→ **SOURCE DOCUMENT**:
But it made sense because VSCode is a code editor, and there was a significant amount of users who want a full Vim experience while still using VSCode as their IDE rather than (Neo)vim.
Is there really even a remote justification for making such a project for Obsidian? It’s a notes editor, not an IDE. And while its Vim experience leaves a lot to be desired, it is expandable* to some extent, and IMHO quite capable for a notes editor.
What might make sense is to offer such a project for CodeMirror 6, which is the future iteration for Obsidian’s underlying editor component. It is being used in many other products and has a big user base (most are online editors, but possibly enough desktop ones to make Neovim relevant).
* I’m the author of this plugin
I’m also in favor of this, though I’m concerned with how VIM bindings would interfere with Obsidian hotkeys.
There’s other, non-IDE projects that have this setup. For example, there’s a plugin for SublimeText that hooks directly to Neovim via APIs to give (as far as I can tell) the full VIM experience within SublimeText.
@esm90 I think there’s totally a justification. Obsidian isn’t a development tool like VSCode, but part of a notes app is care and refactoring old notes in addition to writing new stuff. As someone who’s into Vim to write a plugin for it, you understand the power and elegance of using it for writing and editing, and I would personally love to take advantage of all that a full-blown Vim client would have to offer.
As far as the CodeMirror 6 mention: I haven’t dug deeply, but from what I understand CodeMirror Vim bindings doesn’t have a maintainer, so I’m concerned about the future of that implementation.
Don’t get me wrong, I’m completely in favor of making Obsidian’s Vim mode as powerful as possible. I would personally not be using Obsidian without it, and although it covers what I need most of the time (80% of my usage is just the basics anyway, and the Vimrc plugin covers 10% more), we Vim users are used to not be limited.
Given this, I hope someone will have the appetite to make a full-fledged Neovim integration, because I’ll surely be amongst its users.
Also, I too am worried about the state of Vim bindings in CodeMirror 6, and this might eventually lead to someone (maybe even me, who knows) picking this up.
This: neovim-component - npm
looks like a pretty simple way to add this functionality. No idea about how well supported this is, or how easy it is use, but at first glance it looks pretty simple.

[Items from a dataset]
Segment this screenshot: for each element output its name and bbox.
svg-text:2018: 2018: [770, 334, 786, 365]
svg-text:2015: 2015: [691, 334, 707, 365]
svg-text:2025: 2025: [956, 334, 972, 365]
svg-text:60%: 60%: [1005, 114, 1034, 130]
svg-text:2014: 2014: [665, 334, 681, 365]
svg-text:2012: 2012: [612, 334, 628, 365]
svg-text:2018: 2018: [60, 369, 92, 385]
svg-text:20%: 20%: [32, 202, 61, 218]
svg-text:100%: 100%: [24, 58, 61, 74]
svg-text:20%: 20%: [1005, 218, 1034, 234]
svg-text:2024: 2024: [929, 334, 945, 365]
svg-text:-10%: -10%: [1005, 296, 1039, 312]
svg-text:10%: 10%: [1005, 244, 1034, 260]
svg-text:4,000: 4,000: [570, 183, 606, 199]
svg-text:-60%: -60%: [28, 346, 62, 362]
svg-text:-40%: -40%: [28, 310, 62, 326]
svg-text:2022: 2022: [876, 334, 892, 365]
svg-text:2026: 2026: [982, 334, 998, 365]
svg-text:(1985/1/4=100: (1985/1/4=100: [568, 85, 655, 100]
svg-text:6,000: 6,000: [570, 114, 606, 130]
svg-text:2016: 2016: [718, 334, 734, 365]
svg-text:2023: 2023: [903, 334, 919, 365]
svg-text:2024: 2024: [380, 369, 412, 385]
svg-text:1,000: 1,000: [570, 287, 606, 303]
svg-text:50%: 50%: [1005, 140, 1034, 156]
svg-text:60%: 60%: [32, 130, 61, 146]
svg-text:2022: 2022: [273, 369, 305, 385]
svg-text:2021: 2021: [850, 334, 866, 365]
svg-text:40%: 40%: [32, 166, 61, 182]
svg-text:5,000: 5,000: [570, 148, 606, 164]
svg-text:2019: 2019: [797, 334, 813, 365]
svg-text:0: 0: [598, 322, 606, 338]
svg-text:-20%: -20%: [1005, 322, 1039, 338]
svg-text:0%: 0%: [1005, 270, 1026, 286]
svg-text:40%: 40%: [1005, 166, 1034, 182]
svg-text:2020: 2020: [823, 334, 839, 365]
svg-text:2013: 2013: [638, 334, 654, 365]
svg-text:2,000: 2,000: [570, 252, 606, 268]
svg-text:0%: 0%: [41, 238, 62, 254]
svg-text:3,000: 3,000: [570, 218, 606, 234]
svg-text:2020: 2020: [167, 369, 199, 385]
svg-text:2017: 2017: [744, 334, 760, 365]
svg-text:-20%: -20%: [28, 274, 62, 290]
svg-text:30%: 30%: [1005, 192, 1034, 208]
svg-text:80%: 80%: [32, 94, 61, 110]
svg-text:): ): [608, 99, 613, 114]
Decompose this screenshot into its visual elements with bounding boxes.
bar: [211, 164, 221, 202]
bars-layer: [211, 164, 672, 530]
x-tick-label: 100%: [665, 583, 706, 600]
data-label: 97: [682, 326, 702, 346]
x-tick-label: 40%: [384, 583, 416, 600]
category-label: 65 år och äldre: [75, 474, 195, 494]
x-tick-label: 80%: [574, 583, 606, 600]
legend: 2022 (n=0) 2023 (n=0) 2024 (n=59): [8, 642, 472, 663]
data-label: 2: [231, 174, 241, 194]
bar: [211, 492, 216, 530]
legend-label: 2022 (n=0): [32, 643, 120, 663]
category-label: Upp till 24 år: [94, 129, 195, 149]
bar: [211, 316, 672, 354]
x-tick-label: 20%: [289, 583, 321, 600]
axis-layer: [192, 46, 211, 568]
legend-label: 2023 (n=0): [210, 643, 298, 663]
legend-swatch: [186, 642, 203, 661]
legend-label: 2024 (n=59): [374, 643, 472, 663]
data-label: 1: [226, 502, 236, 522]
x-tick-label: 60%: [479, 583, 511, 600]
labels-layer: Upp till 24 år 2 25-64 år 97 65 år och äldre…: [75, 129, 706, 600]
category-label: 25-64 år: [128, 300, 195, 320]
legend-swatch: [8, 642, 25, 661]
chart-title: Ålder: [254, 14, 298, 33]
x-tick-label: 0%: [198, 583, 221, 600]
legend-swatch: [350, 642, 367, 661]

→ **WHAT IS REQUIRED**: Write the next part of the forum discussion about bringing a full Neovim experience to Obsidian, starting after its final post.

→ **WRITTEN RESPONSE**:
(I am also very much in support of something like this, for the record)
This has probably been discussed a bunch of times before, but Vim support is far from ideal.
There’s a plugin for making a custom vimrc, which helps a bit, but text editing is just not the same without a regular Vim config.
Now, I know this would probably be a lot of work to implement, and I wouldn’t bring this up if I hadn’t seen it done well somewhere else, but Onivim 2 (an electron-ish app — it uses something else, but the point is that it uses web technologies) uses a Vim C library under the hood and it’s freaking fantastic!
It feels just like using Vim, for the most part. All the basic plugins, like vim-surround, for example, work great. So I thought I’d bring this up to see if this would be a feasible thing to do in Obsidian.
What really got my attention, as I’ve been following Onivim’s progress for quite a while, is that I think that app is developed by one person, so that got me wondering if this wouldn’t be easier to implement than I initially thought…
It would be great if somebody picks this up and implements a bridge between libvim or neovim and CodeMirror 6.
Any clue what’s the timeline? When is CM6 expected to take over CM5 in desktop Obsidian?
There won’t be a take over, they’ll coexist at least for a while.
This sounds to me like a long-term project that has many uses, but Obsidian is not a major one of them anytime soon (I’m assuming here that Vim mode on mobile is a niche).
But since there will be a switch eventually (CM6 is the future of CM, that’s for sure), it certainly needs long-term attention. I might be able to do that but only in a few months when other big free-time projects get cleared up.